What happens when you await? – Scaling it out (part III)
This mini-series of three blog entries dives into what actually happens when you use the await keyword in C#. We will evolve a small codebase from a synchronous to a scaled-out asynchronous implementation, and get into the details as we go along. This is the third and final post and it shows how we modify the code to run as parallel as possible and handle all the problems and details of this transition.
Getting to the core(s)
In the last blog post we transformed our code from executing synchronously to an asynchronous implementation. All work is done in the background and the UI remains responsive while we kept the coding style synchronous. That’s the power of the async/await pattern and it makes writing asynchronous code simple. But we still have a problem in the code though, our calculations are done one at the time, or sequentially. Todays CPUs all have multiple cores and we have a real possibility to make things go faster by executing the calculations in parallel. This blog post will layout how to do this, and what pitfalls you might encounter.
The perils of parallelism
Writing code that executes in parallel is really, really hard. Or used to be anyway. Back in the Win32 days, we got access to threads, critical sections, mutexes, events etc. to handle this. These are operating system entities, real low-level objects that provides no abstractions and patterns to aid in developing. Net result of this is that every team created their own abstractions like thread pools, queue managers and so forth. This was clearly not an ideal situation. With the advent of multiple cores in the CPUs in recent years, the need for better abstractions and a better way to write parallel code has only accelerated.
The .NET team has recognized this, and has for a number of years worked on this. In fact, it is the Parallel extensions team that has done this. They have produced a number of abstractions and libraries like:
- System.Ling
- Parallel extensions
- System.Collections.Concurrent
- Immutable collections
- System.Threading.Tasks
- Async/Await
- TPL DataFlow
What we have now is a toolbox of abstractions and classes that helps us immensely when we want to scale out our code to execute in parallel. These are just enablers of course, we still have to solve the fundamental problems when writing code that executes in parallel.
- Manage concurrent read access to a shared state
- Manage concurrent write access to a shared state.
- Manage composability or sequentially of the code.
- Handling our SynchronizationContext to avoid deadlocks.
Details about this is a series of blog posts in itself, let’s conclude this for now that in our toolbox we have a number of tools that helps solve these problems in very different ways. But back to our Task at hand (no pun intended). Let’s scale out our code.

# Supplied material

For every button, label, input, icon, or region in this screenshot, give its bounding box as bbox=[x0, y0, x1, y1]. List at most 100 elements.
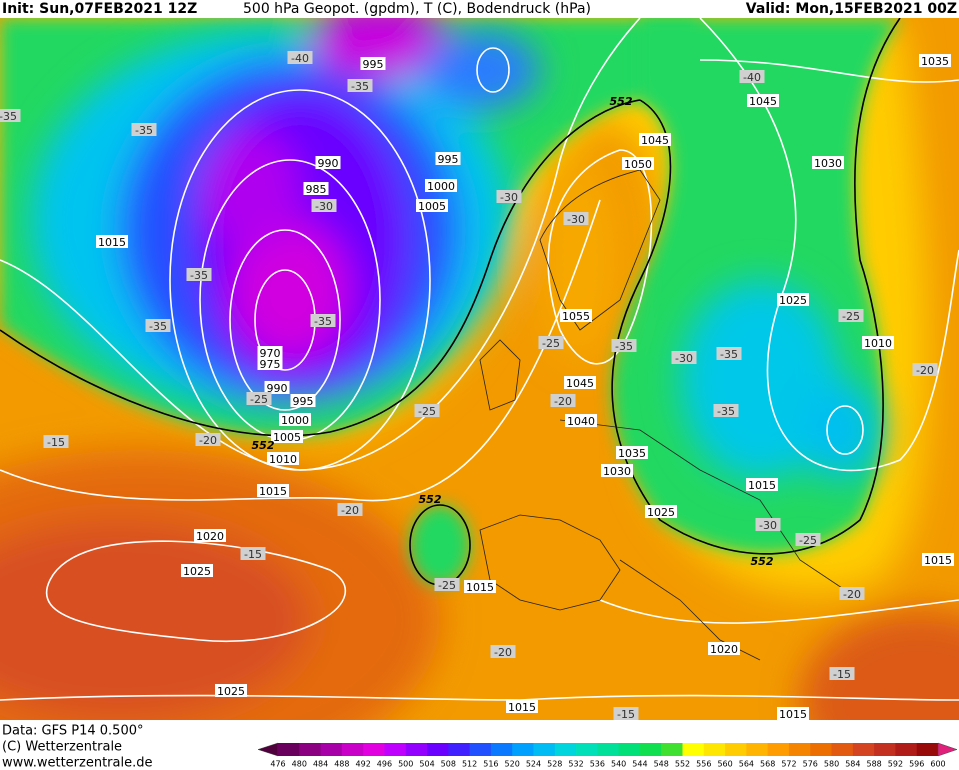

# Task requirements
a) List every fundamental problem that the blog post says must still be solved when writing code that executes in parallel.
b) From the blog post, extract the passage from "What happens when" up to and including "of this transition.".

# Solutions in order
a)
- Manage concurrent read access to a shared state
- Manage concurrent write access to a shared state
- Manage composability or sequentially of the code
- Handling our SynchronizationContext to avoid deadlocks

b)
What happens when you await? – Scaling it out (part III)
This mini-series of three blog entries dives into what actually happens when you use the await keyword in C#. We will evolve a small codebase from a synchronous to a scaled-out asynchronous implementation, and get into the details as we go along. This is the third and final post and it shows how we modify the code to run as parallel as possible and handle all the problems and details of this transition.